Within the records below, find each line that holds the string "Operative", then copy it.
· · · · · · ·
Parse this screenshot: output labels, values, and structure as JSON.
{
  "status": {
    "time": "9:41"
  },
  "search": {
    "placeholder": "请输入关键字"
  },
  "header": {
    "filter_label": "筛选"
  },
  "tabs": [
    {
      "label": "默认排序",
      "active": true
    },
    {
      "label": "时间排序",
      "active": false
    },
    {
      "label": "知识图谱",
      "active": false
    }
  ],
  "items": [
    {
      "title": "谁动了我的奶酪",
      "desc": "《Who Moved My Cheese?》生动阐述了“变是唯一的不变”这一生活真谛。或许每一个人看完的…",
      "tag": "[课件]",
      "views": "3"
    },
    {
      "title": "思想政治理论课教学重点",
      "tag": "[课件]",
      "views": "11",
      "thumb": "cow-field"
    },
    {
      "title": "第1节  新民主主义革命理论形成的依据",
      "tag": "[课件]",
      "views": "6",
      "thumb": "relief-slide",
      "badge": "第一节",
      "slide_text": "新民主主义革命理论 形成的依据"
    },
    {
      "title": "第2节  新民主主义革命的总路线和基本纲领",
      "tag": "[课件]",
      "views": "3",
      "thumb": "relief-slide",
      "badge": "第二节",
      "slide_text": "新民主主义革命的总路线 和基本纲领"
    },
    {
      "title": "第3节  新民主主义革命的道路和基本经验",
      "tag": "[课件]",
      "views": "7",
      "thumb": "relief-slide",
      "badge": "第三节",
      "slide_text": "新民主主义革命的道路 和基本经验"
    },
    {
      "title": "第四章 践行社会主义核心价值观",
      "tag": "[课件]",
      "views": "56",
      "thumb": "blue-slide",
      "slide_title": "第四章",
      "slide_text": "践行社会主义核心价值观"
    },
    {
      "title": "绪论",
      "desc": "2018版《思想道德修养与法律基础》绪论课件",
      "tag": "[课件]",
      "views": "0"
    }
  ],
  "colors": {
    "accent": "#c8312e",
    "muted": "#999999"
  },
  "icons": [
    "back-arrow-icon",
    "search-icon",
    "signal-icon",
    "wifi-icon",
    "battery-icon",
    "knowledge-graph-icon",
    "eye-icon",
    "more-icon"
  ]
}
· · · · · · ·
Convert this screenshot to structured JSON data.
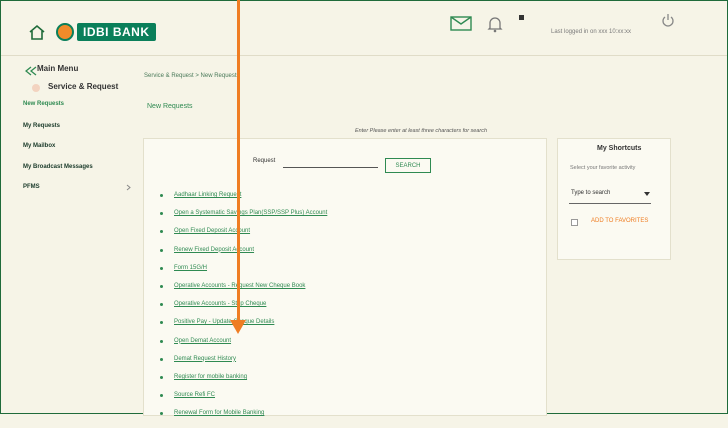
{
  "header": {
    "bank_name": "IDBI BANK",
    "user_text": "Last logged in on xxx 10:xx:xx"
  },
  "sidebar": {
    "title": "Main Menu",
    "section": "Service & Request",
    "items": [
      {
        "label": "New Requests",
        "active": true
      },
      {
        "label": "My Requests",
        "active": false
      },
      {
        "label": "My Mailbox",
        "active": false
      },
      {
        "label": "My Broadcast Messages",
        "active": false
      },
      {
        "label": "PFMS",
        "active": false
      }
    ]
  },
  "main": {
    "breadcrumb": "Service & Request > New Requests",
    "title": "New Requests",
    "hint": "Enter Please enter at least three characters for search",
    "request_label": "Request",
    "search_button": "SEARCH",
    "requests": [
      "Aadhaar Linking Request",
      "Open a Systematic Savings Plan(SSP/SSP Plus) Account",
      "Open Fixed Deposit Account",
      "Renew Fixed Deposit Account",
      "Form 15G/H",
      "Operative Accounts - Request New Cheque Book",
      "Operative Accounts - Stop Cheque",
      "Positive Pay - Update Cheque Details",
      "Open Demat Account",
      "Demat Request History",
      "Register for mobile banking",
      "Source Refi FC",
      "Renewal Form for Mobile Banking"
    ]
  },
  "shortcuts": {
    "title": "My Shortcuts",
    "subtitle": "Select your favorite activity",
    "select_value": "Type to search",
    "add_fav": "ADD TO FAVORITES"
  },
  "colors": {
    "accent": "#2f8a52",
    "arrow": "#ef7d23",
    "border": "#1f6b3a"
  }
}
· · · · · · ·
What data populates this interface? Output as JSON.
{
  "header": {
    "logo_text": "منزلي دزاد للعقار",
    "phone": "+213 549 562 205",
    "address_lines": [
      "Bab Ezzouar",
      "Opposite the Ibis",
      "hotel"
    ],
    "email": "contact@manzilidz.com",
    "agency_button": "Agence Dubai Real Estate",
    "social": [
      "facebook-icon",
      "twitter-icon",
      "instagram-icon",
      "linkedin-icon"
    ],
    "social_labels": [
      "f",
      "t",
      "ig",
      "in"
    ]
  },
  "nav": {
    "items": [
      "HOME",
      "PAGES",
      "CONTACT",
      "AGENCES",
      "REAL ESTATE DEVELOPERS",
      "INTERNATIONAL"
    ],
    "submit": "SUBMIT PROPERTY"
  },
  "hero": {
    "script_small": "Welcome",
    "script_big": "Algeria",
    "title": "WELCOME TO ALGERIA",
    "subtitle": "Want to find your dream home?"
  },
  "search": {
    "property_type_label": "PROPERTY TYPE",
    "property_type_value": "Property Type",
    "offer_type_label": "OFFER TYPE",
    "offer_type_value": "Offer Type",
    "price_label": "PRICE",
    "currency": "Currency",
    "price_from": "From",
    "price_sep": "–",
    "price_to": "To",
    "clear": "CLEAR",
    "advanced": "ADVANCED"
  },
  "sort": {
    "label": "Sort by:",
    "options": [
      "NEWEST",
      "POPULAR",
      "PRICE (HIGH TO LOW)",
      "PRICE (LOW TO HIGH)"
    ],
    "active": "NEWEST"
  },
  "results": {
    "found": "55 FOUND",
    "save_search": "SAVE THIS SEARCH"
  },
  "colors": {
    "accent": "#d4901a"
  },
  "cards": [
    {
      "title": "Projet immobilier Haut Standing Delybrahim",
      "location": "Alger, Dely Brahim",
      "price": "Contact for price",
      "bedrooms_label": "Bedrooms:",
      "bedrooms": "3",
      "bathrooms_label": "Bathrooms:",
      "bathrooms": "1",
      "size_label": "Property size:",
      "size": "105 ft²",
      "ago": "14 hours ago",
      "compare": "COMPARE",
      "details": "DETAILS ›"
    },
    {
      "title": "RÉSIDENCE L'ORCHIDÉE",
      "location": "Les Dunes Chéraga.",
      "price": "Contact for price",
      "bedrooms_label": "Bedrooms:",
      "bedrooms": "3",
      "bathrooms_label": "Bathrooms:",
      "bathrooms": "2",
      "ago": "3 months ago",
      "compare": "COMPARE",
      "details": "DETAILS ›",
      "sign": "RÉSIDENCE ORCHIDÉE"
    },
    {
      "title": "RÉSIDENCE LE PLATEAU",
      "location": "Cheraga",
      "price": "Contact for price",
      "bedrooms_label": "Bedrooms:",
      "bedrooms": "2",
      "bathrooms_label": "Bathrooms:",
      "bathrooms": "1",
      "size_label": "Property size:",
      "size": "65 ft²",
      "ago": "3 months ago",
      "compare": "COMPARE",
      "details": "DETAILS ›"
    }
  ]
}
· · · · · · ·
= Response to the exercise =
      "Operative Accounts - Request New Cheque Book",
      "Operative Accounts - Stop Cheque",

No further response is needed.